If I want to eat to my heart’s content, then my cognitive bias is going to point me in the direction to “research” that gives me the Green Light to eat pizza, donuts, and ice cream.
Cherry-picking evidence based on cognitive biases does not help Brown in terms of credibility, reasoning, or emotional power: ethos, logos, and pathos.
“It’s All So Confusing!” Fallacy
Brown complains that there are so many kinds of diets making health claims: keto, vegan, raw, organic, high-protein, low-fat, etc. She just doesn’t know what to believe anymore.
When an important topic is confusing or difficult, should we shrug our shoulders and scream, “I just don’t know what to do!”
Of course, weight management is difficult and so is healthy eating, but Brown says nothing about nutritional literacy and how such literacy will make great strides in improving our health.
What is nutritional literacy?
- It’s knowing the difference between whole and processed foods and where to find whole foods in the grocery store and how to avoid processed foods in the grocery store.
- It’s learning how to cook at least half a dozen healthy meals that you enjoy eating so that you are both healthy and self-reliant.
- It’s learning how to avoid sugar and find foods that satisfy you without eating sugar.
- It’s learning how to achieve satiety (fullness) by eating sufficient protein.
- It’s learning how to steam vegetables and season them and make high-protein salads that you enjoy eating.
- It’s learning to replace alcohol, sugar, and processed foods with healthy foods that you actually like.

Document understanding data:
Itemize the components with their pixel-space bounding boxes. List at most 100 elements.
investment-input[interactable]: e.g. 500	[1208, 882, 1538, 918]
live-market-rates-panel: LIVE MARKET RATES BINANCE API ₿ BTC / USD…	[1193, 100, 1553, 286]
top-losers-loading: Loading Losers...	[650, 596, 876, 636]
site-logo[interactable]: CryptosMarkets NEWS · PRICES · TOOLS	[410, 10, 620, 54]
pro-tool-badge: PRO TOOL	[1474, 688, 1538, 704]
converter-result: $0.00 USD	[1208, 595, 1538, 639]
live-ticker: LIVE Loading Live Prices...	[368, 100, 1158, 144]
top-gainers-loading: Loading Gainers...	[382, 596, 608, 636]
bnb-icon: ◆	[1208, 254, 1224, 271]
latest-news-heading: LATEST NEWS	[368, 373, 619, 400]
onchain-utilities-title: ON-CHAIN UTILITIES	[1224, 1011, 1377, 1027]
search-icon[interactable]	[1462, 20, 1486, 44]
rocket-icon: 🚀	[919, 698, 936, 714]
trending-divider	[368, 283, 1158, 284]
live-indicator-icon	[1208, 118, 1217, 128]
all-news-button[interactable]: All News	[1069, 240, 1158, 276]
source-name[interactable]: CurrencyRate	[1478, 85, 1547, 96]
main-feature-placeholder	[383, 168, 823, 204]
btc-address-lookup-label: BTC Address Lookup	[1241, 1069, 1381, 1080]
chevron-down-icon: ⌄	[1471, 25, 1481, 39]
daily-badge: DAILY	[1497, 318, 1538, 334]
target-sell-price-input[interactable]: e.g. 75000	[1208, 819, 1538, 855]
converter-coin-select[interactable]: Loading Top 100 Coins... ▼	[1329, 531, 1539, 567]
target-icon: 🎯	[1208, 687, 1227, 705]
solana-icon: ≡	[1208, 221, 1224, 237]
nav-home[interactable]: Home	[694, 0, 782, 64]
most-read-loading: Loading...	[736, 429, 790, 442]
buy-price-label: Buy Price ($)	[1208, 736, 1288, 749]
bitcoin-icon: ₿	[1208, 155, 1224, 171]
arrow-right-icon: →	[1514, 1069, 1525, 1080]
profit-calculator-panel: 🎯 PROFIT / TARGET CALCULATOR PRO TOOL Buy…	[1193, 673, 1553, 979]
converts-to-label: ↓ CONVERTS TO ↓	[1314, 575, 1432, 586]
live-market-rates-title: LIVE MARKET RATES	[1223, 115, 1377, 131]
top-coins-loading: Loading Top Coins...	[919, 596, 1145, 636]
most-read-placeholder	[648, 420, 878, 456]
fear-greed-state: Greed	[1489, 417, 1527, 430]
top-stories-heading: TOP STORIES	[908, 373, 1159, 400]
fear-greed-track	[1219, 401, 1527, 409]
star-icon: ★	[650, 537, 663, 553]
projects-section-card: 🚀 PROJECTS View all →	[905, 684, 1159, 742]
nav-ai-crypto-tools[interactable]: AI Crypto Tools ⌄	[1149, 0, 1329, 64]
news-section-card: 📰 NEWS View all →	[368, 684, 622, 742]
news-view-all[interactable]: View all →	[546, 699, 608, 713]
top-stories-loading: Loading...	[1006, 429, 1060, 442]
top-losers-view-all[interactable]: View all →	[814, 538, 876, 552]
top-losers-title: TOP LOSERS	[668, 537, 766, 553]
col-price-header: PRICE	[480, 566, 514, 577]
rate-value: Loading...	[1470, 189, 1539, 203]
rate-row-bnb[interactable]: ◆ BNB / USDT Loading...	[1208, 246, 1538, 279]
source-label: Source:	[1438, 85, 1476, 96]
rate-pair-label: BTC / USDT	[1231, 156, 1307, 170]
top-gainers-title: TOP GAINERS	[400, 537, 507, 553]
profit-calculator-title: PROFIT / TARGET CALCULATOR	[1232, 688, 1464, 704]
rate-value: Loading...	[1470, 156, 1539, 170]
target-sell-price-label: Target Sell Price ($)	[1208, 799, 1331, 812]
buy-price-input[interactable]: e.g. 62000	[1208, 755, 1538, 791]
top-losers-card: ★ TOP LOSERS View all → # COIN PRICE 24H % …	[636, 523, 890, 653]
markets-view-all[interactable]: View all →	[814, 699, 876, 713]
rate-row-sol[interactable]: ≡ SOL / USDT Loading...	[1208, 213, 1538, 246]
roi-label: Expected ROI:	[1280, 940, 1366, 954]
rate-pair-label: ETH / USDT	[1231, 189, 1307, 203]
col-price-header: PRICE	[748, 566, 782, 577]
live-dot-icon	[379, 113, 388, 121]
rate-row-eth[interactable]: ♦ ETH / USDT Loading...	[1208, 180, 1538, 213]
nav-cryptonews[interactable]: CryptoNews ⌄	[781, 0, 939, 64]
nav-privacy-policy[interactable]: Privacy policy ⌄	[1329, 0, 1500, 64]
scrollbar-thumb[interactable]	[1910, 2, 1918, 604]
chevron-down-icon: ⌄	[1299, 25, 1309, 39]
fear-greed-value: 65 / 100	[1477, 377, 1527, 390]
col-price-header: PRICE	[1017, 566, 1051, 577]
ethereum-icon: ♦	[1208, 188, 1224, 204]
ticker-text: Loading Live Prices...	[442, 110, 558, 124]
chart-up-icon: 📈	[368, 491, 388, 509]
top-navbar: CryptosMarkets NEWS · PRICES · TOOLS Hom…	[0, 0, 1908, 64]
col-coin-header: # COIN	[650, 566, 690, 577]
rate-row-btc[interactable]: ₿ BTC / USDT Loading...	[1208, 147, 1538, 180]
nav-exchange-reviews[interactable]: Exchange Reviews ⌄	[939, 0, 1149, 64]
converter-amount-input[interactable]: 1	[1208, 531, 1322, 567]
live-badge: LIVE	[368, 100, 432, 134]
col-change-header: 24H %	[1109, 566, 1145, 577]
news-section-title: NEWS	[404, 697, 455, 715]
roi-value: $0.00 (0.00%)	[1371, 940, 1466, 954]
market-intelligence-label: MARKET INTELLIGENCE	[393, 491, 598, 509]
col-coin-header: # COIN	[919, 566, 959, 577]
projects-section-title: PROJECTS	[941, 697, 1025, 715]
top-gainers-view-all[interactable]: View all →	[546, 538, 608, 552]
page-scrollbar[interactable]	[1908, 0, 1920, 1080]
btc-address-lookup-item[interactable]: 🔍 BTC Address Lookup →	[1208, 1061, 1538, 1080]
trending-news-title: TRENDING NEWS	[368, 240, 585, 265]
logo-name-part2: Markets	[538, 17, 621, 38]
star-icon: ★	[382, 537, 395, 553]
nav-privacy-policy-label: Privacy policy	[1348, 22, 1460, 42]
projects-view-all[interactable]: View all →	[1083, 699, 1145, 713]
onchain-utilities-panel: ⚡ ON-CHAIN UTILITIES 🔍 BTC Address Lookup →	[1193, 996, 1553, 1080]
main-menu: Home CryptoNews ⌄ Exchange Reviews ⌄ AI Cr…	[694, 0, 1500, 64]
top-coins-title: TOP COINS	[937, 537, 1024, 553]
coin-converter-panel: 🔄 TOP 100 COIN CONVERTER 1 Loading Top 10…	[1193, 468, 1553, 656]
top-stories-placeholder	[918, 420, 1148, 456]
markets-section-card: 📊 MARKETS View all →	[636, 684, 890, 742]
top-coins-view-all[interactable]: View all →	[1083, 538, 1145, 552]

== Try it ==
In the passage on nutritional literacy, why does it say a person should learn to cook "at least half a dozen healthy meals that you enjoy eating"? Answer in one to three sentences. These rows have nothing to do with the text.

== Solution for this exercise ==
Learning to cook those meals lets a person be both healthy and self-reliant.